Isolate every line in the data with the string "Hunt" and copy it.

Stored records
start

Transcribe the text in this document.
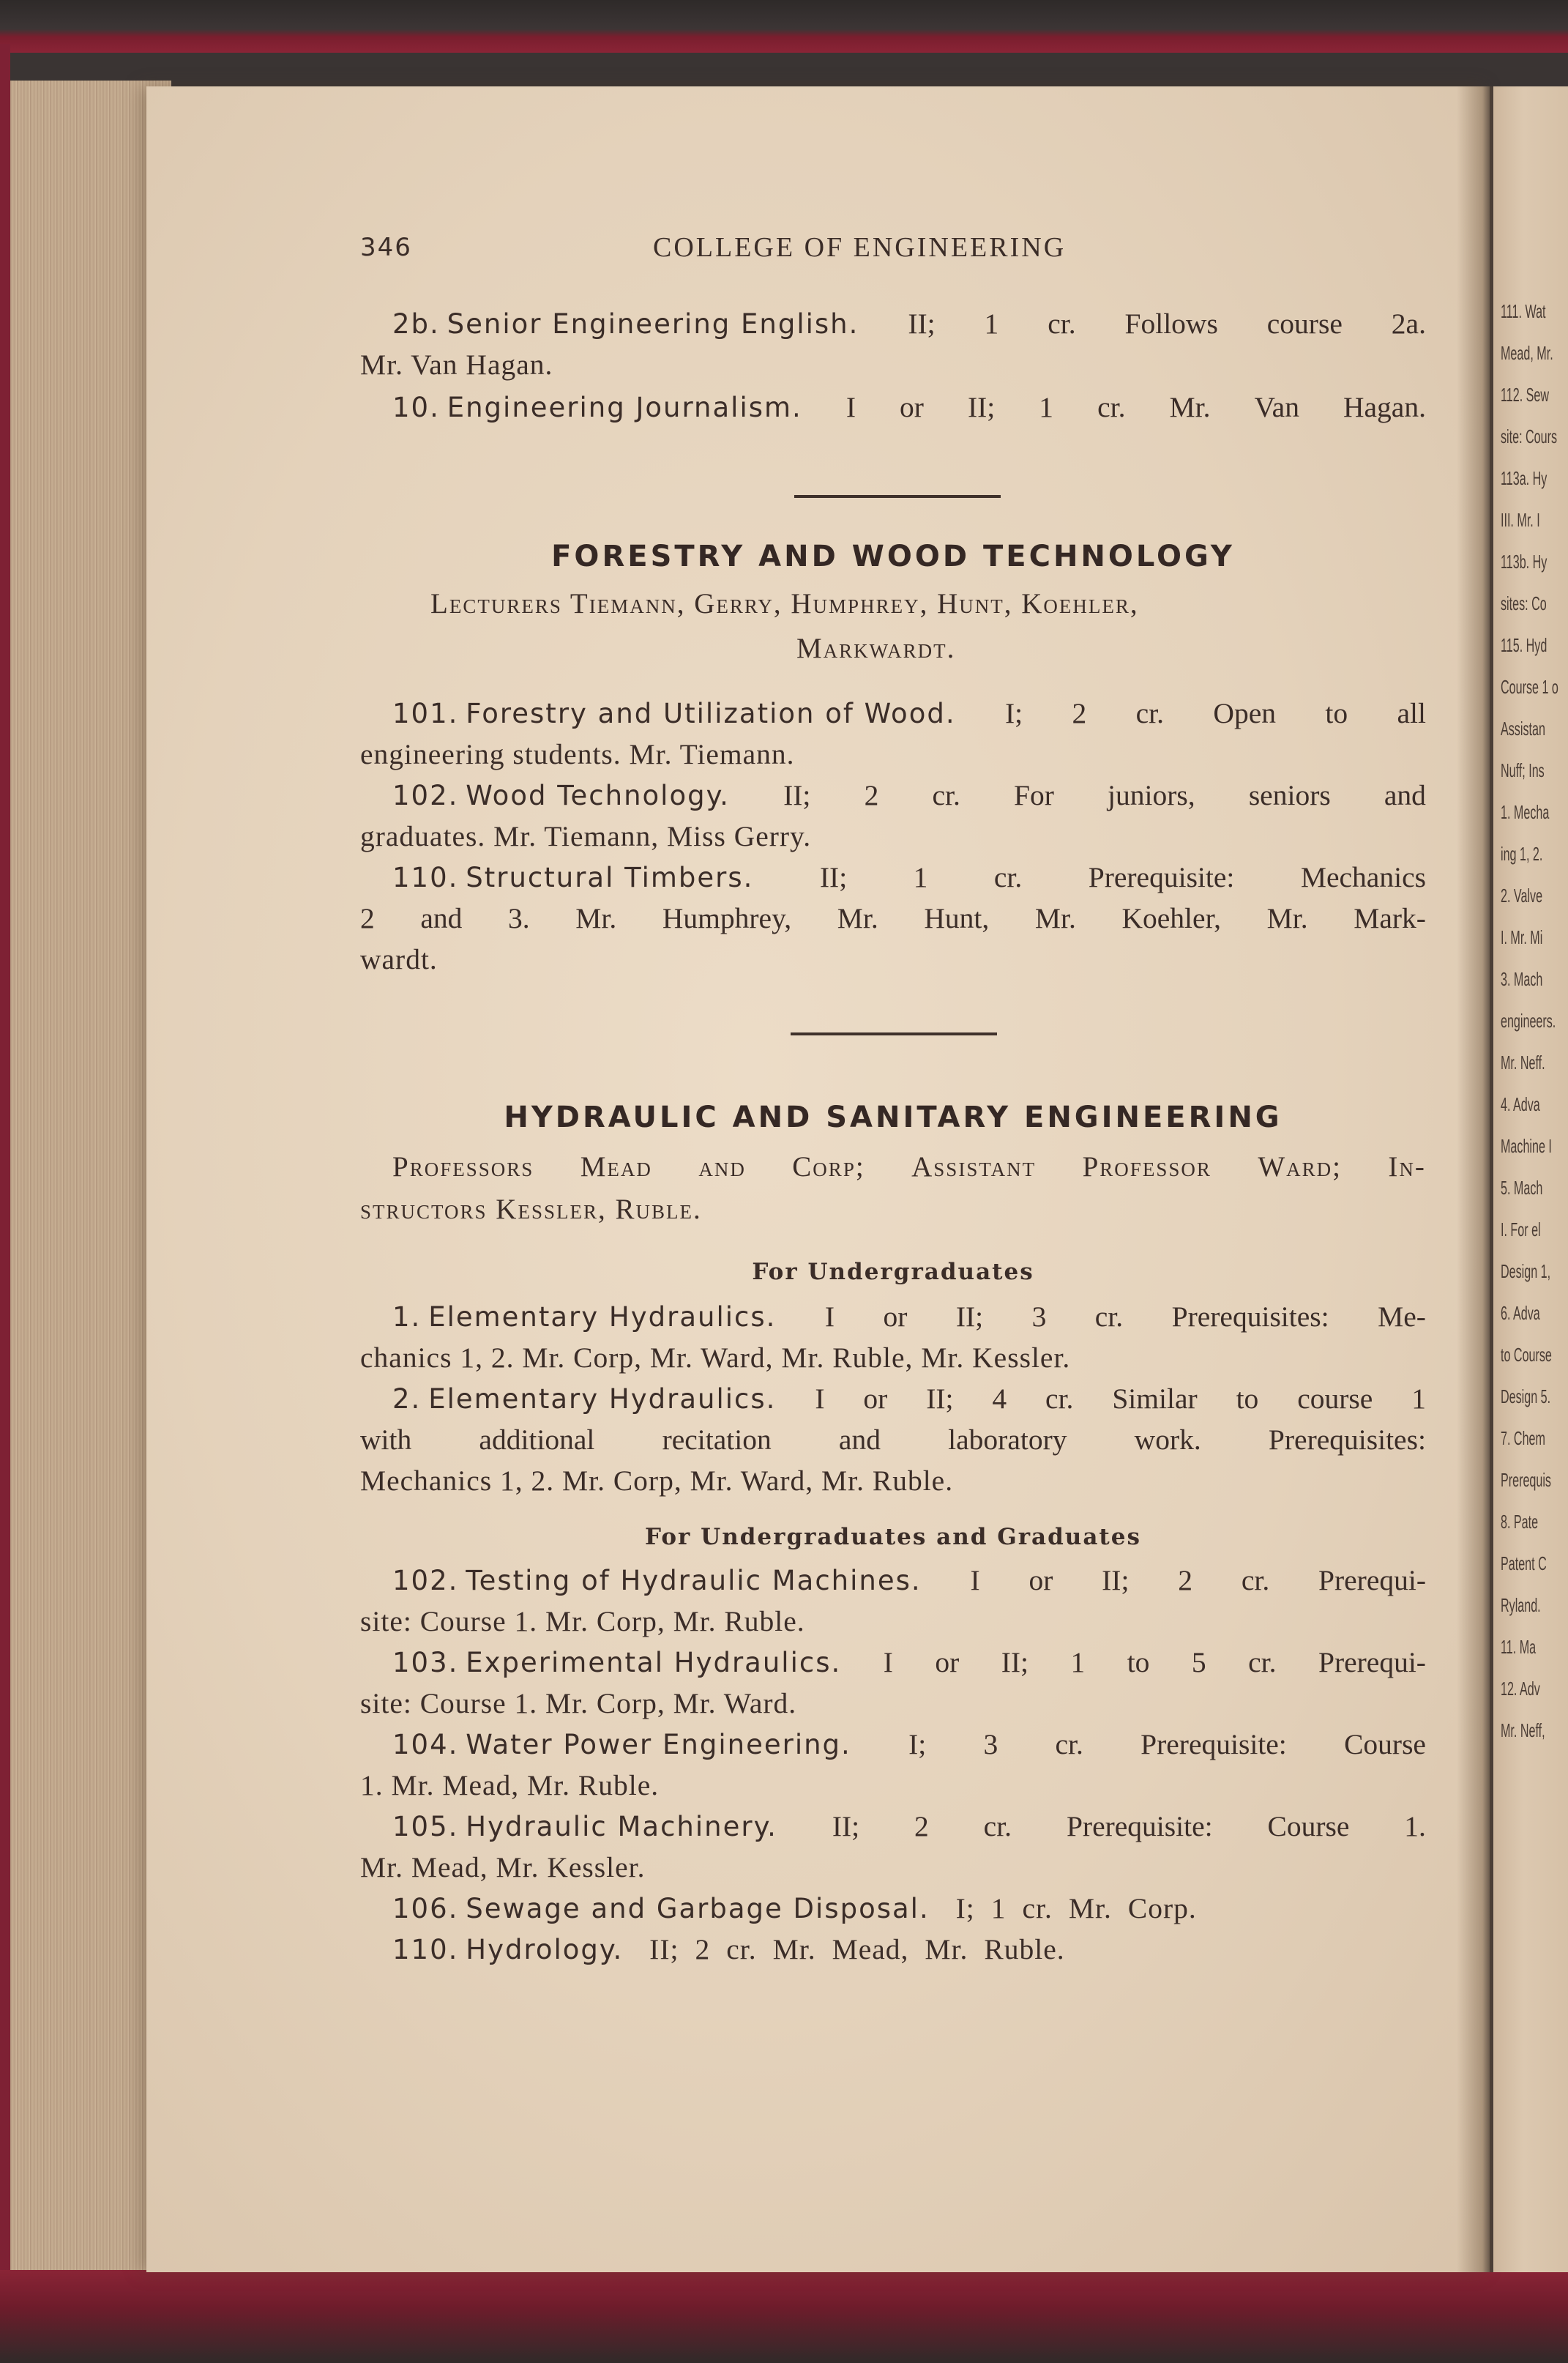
111. Wat
Mead, Mr.
112. Sew
site: Cours
113a. Hy
III. Mr. I
113b. Hy
sites: Co
115. Hyd
Course 1 o
Assistan
Nuff; Ins
1. Mecha
ing 1, 2.
2. Valve
I. Mr. Mi
3. Mach
engineers.
Mr. Neff.
4. Adva
Machine I
5. Mach
I. For el
Design 1,
6. Adva
to Course
Design 5.
7. Chem
Prerequis
8. Pate
Patent C
Ryland.
11. Ma
12. Adv
Mr. Neff,
346	COLLEGE OF ENGINEERING
2b. Senior Engineering English. II; 1 cr. Follows course 2a.
Mr. Van Hagan.
10. Engineering Journalism. I or II; 1 cr. Mr. Van Hagan.
FORESTRY AND WOOD TECHNOLOGY
Lecturers Tiemann, Gerry, Humphrey, Hunt, Koehler,
Markwardt.
101. Forestry and Utilization of Wood. I; 2 cr. Open to all
engineering students. Mr. Tiemann.
102. Wood Technology. II; 2 cr. For juniors, seniors and
graduates. Mr. Tiemann, Miss Gerry.
110. Structural Timbers. II; 1 cr. Prerequisite: Mechanics
2 and 3. Mr. Humphrey, Mr. Hunt, Mr. Koehler, Mr. Mark-
wardt.
HYDRAULIC AND SANITARY ENGINEERING
Professors Mead and Corp; Assistant Professor Ward; In-
structors Kessler, Ruble.
For Undergraduates
1. Elementary Hydraulics. I or II; 3 cr. Prerequisites: Me-
chanics 1, 2. Mr. Corp, Mr. Ward, Mr. Ruble, Mr. Kessler.
2. Elementary Hydraulics. I or II; 4 cr. Similar to course 1
with additional recitation and laboratory work. Prerequisites:
Mechanics 1, 2. Mr. Corp, Mr. Ward, Mr. Ruble.
For Undergraduates and Graduates
102. Testing of Hydraulic Machines. I or II; 2 cr. Prerequi-
site: Course 1. Mr. Corp, Mr. Ruble.
103. Experimental Hydraulics. I or II; 1 to 5 cr. Prerequi-
site: Course 1. Mr. Corp, Mr. Ward.
104. Water Power Engineering. I; 3 cr. Prerequisite: Course
1. Mr. Mead, Mr. Ruble.
105. Hydraulic Machinery. II; 2 cr. Prerequisite: Course 1.
Mr. Mead, Mr. Kessler.
106. Sewage and Garbage Disposal. I; 1 cr. Mr. Corp.
110. Hydrology. II; 2 cr. Mr. Mead, Mr. Ruble.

end

# [THE SOLUTION]
Lecturers Tiemann, Gerry, Humphrey, Hunt, Koehler,
2 and 3. Mr. Humphrey, Mr. Hunt, Mr. Koehler, Mr. Mark-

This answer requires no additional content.